負担比率は適正か 問題提起した裁判例
今回は、容器包装リサイクル法(容リ法)の規定する再商品化の費用負担について合憲性が問われた裁判例(東京地判平成20年5月21日)を紹介します。
この事案は、容リ法11条2項2号ロに規定される業種別特定容器利用事業者比率が憲法に違反するとして小売業(スーパー)を営む特定事業者(Ⅹ)により訴えが提起されました。この比率について例を挙げて説明しますと、一つの容器に対し、容器包装を利用して商品を販売する事業者(利用事業者)が1社、容器包装を製造している事業者(容器等製造事業者)が1社存在するとします。1個分の容器のリサイクルは、それぞれが利用・製造の分類による負担比率に基づき義務を果たすことで成り立ちます。
義務の案分は、拡大生産者責任の考え方に即して、どのような容器包装を利用するかの最終的な選択権、つまり、使いたい容器包装を決定することができる利用事業者は容器製造事業者よりも再商品化の責任が大きいものとして負担を多くしています。この利用事業者の負担する比率が容器製造等事業者に比べ重すぎるので憲法に違反するのではないかというのが利用事業者であるⅩの主張でした(図参照)。

# 記録データ
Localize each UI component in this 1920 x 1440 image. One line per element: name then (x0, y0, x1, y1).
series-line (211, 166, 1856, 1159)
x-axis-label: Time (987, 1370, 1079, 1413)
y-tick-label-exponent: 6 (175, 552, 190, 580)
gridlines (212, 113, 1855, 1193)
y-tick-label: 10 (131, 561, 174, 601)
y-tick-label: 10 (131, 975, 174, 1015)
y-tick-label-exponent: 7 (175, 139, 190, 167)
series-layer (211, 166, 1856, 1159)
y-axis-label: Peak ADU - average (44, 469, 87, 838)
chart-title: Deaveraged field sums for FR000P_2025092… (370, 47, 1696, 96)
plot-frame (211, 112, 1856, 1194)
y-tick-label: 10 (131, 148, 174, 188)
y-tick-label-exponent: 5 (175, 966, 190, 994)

...

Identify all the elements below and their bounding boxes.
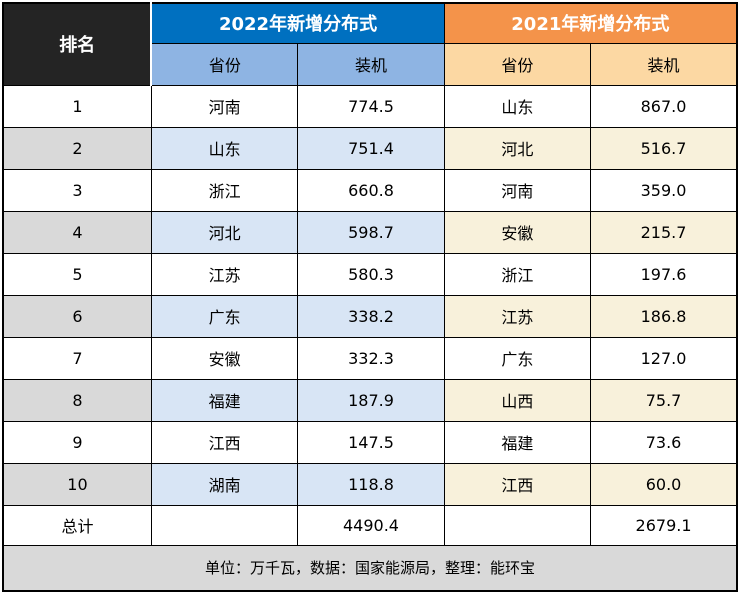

# 課題の指示
原文のうち、「義務の案分は、拡大生産者責任」を含む語句で始まり「るⅩの主張でした(図参照)。」で終わる部分を、一字も変えずに書き写してください。

# この課題の解答
義務の案分は、拡大生産者責任の考え方に即して、どのような容器包装を利用するかの最終的な選択権、つまり、使いたい容器包装を決定することができる利用事業者は容器製造事業者よりも再商品化の責任が大きいものとして負担を多くしています。この利用事業者の負担する比率が容器製造等事業者に比べ重すぎるので憲法に違反するのではないかというのが利用事業者であるⅩの主張でした(図参照)。